▶ [Set exercise]: Copy out word for word the items below, starting with the first line and ending with the line that contains "The input waveguide 4 is at (160, 423).", both included.

▶ [Entries provided]:
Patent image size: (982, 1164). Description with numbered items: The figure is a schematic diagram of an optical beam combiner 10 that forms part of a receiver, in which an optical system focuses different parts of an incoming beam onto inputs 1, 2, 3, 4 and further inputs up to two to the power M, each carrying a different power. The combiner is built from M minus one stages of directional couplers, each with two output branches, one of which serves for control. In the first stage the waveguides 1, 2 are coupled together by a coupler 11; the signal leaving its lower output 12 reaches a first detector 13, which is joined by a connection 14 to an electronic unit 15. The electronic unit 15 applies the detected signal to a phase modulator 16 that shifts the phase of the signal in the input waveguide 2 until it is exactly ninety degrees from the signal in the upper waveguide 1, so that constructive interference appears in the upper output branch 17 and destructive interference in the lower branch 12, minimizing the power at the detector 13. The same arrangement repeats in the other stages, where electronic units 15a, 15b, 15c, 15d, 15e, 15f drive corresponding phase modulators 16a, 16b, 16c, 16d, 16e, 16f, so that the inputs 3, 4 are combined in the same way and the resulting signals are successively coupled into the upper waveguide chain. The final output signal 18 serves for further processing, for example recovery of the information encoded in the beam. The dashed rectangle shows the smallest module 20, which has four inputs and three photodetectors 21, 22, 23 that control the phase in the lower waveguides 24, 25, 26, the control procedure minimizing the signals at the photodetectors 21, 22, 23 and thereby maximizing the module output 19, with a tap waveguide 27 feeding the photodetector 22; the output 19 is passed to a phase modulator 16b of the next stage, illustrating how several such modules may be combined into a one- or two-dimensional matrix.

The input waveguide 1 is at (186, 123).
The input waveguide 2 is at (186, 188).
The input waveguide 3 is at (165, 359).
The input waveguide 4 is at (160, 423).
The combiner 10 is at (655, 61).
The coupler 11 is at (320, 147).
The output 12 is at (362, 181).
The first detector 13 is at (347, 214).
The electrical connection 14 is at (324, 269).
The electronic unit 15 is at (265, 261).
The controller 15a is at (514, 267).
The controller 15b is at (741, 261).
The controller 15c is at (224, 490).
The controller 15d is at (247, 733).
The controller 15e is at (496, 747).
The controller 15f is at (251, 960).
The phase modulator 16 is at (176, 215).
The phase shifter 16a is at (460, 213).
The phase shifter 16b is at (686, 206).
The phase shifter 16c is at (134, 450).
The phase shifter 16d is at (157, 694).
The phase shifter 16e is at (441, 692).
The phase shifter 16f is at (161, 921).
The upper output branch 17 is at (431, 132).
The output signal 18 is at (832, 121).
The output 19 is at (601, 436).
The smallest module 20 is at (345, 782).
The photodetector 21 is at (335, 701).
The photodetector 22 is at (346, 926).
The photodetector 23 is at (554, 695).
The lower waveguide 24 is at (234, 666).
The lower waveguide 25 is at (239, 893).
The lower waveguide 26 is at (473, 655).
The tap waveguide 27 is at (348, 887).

▶ [The answer]:
Patent image size: (982, 1164). Description with numbered items: The figure is a schematic diagram of an optical beam combiner 10 that forms part of a receiver, in which an optical system focuses different parts of an incoming beam onto inputs 1, 2, 3, 4 and further inputs up to two to the power M, each carrying a different power. The combiner is built from M minus one stages of directional couplers, each with two output branches, one of which serves for control. In the first stage the waveguides 1, 2 are coupled together by a coupler 11; the signal leaving its lower output 12 reaches a first detector 13, which is joined by a connection 14 to an electronic unit 15. The electronic unit 15 applies the detected signal to a phase modulator 16 that shifts the phase of the signal in the input waveguide 2 until it is exactly ninety degrees from the signal in the upper waveguide 1, so that constructive interference appears in the upper output branch 17 and destructive interference in the lower branch 12, minimizing the power at the detector 13. The same arrangement repeats in the other stages, where electronic units 15a, 15b, 15c, 15d, 15e, 15f drive corresponding phase modulators 16a, 16b, 16c, 16d, 16e, 16f, so that the inputs 3, 4 are combined in the same way and the resulting signals are successively coupled into the upper waveguide chain. The final output signal 18 serves for further processing, for example recovery of the information encoded in the beam. The dashed rectangle shows the smallest module 20, which has four inputs and three photodetectors 21, 22, 23 that control the phase in the lower waveguides 24, 25, 26, the control procedure minimizing the signals at the photodetectors 21, 22, 23 and thereby maximizing the module output 19, with a tap waveguide 27 feeding the photodetector 22; the output 19 is passed to a phase modulator 16b of the next stage, illustrating how several such modules may be combined into a one- or two-dimensional matrix.

The input waveguide 1 is at (186, 123).
The input waveguide 2 is at (186, 188).
The input waveguide 3 is at (165, 359).
The input waveguide 4 is at (160, 423).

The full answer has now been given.